---------- Records to use

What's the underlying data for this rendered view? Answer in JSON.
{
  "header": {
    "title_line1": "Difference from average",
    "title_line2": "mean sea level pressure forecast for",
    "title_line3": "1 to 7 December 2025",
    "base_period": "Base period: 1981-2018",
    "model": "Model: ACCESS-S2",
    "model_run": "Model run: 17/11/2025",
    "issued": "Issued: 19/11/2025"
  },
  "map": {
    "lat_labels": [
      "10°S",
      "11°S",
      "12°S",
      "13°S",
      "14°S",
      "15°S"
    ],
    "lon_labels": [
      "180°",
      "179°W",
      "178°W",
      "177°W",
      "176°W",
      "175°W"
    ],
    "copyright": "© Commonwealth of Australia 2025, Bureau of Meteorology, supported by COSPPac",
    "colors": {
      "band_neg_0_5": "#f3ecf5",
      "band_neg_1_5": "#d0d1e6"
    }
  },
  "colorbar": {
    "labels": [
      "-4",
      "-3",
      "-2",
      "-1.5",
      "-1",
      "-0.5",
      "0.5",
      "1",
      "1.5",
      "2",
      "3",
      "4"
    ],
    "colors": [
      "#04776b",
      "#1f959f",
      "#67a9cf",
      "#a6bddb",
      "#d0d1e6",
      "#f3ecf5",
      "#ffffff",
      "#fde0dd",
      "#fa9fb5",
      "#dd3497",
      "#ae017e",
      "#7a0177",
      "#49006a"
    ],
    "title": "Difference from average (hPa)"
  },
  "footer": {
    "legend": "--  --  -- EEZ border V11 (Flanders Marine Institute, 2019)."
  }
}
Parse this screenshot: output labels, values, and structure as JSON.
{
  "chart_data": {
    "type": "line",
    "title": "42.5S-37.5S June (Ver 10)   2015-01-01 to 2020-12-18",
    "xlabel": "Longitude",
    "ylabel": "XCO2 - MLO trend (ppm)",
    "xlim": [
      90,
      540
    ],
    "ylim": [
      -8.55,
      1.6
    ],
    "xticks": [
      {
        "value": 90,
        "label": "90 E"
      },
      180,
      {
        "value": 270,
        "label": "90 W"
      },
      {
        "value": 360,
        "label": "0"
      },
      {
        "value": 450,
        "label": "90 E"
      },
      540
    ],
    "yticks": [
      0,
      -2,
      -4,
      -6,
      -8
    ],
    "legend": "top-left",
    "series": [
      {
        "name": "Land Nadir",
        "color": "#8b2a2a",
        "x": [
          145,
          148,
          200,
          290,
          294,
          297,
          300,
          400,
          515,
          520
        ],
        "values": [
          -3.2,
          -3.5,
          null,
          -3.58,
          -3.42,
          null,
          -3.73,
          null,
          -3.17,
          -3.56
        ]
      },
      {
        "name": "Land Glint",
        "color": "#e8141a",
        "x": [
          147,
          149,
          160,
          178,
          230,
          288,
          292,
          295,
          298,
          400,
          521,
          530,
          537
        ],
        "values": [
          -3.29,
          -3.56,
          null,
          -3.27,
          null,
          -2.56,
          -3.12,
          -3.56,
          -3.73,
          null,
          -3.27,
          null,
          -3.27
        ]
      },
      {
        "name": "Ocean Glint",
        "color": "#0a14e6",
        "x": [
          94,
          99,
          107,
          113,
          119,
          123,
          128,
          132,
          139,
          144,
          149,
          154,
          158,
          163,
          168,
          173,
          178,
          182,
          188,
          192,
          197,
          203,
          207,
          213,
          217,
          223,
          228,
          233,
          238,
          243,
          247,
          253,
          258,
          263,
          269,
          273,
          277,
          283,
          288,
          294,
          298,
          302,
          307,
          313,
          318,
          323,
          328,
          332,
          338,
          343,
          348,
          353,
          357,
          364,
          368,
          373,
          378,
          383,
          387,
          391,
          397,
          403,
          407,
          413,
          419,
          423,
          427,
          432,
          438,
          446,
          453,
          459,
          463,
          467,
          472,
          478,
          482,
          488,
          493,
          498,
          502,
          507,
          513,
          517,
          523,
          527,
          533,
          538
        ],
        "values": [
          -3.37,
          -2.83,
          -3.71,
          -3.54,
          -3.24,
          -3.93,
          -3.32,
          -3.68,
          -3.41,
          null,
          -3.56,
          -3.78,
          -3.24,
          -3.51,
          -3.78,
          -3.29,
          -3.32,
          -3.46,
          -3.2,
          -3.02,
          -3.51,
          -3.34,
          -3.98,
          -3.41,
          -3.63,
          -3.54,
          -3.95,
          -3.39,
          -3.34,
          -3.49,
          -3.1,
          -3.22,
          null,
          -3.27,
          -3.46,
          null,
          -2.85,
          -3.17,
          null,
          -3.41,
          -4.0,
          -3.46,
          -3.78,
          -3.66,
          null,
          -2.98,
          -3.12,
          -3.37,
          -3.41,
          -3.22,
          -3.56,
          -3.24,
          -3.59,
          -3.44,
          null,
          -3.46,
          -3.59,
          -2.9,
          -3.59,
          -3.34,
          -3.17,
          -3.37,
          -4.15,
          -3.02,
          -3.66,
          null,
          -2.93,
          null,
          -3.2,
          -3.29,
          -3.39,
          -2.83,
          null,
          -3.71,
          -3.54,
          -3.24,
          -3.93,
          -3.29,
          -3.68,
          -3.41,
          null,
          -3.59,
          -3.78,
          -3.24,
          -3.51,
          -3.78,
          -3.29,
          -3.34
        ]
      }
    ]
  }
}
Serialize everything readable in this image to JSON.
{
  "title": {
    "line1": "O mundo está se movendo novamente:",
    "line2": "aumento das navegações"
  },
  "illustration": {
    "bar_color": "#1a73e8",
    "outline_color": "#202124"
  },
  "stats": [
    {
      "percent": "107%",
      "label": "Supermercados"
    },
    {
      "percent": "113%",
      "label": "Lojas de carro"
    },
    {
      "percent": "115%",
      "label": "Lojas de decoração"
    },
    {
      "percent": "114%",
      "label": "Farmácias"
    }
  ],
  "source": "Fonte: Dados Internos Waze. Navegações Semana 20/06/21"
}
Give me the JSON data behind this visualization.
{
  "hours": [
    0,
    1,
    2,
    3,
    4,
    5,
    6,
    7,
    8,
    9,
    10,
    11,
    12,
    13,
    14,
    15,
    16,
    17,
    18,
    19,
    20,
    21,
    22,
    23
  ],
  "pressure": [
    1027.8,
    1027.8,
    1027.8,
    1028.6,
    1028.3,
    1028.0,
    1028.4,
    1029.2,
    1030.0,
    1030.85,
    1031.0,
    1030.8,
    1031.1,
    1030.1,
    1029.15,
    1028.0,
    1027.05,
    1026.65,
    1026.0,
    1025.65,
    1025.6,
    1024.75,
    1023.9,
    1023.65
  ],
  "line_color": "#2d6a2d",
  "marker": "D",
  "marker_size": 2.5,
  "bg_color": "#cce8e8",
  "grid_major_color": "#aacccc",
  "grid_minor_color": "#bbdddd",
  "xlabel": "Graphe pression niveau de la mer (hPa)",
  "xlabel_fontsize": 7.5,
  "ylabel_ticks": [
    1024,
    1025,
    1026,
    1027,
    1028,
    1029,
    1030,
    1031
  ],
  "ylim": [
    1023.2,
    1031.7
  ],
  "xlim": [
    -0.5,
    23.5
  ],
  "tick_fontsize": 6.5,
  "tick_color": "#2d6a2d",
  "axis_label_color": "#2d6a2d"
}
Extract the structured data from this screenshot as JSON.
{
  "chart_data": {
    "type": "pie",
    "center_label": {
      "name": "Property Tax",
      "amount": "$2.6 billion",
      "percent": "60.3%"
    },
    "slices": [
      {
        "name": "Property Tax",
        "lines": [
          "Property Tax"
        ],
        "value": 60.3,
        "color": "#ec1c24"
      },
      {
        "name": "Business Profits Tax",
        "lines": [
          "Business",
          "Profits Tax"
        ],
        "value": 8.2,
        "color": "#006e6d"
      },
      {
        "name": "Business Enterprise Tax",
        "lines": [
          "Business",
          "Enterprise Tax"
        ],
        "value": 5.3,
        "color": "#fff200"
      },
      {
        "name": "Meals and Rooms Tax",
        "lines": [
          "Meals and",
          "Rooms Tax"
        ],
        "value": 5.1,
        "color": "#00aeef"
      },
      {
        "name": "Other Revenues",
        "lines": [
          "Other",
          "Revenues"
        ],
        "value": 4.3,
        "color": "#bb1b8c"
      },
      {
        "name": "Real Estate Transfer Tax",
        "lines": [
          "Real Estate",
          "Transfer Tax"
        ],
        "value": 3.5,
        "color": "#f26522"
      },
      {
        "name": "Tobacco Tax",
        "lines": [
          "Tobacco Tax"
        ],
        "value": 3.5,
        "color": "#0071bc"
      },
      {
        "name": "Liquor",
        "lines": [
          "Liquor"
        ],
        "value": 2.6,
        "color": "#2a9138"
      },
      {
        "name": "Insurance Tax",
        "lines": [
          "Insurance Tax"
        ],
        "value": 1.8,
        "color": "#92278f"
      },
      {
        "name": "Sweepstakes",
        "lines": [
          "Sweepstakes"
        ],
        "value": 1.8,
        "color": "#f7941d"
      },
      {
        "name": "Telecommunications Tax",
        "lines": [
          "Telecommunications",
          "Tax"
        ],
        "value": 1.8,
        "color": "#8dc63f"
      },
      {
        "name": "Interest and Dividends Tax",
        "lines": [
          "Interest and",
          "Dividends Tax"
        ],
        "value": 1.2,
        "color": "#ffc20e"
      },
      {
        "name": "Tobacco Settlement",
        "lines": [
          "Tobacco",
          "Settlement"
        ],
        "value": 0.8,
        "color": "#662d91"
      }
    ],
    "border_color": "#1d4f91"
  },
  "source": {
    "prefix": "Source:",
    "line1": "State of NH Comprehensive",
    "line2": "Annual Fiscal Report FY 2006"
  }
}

--------------------

### [Exercise prompt]
Using the listing above, show every line that includes the string "Difference".

### [The response]
    "title_line1": "Difference from average",
    "title": "Difference from average (hPa)"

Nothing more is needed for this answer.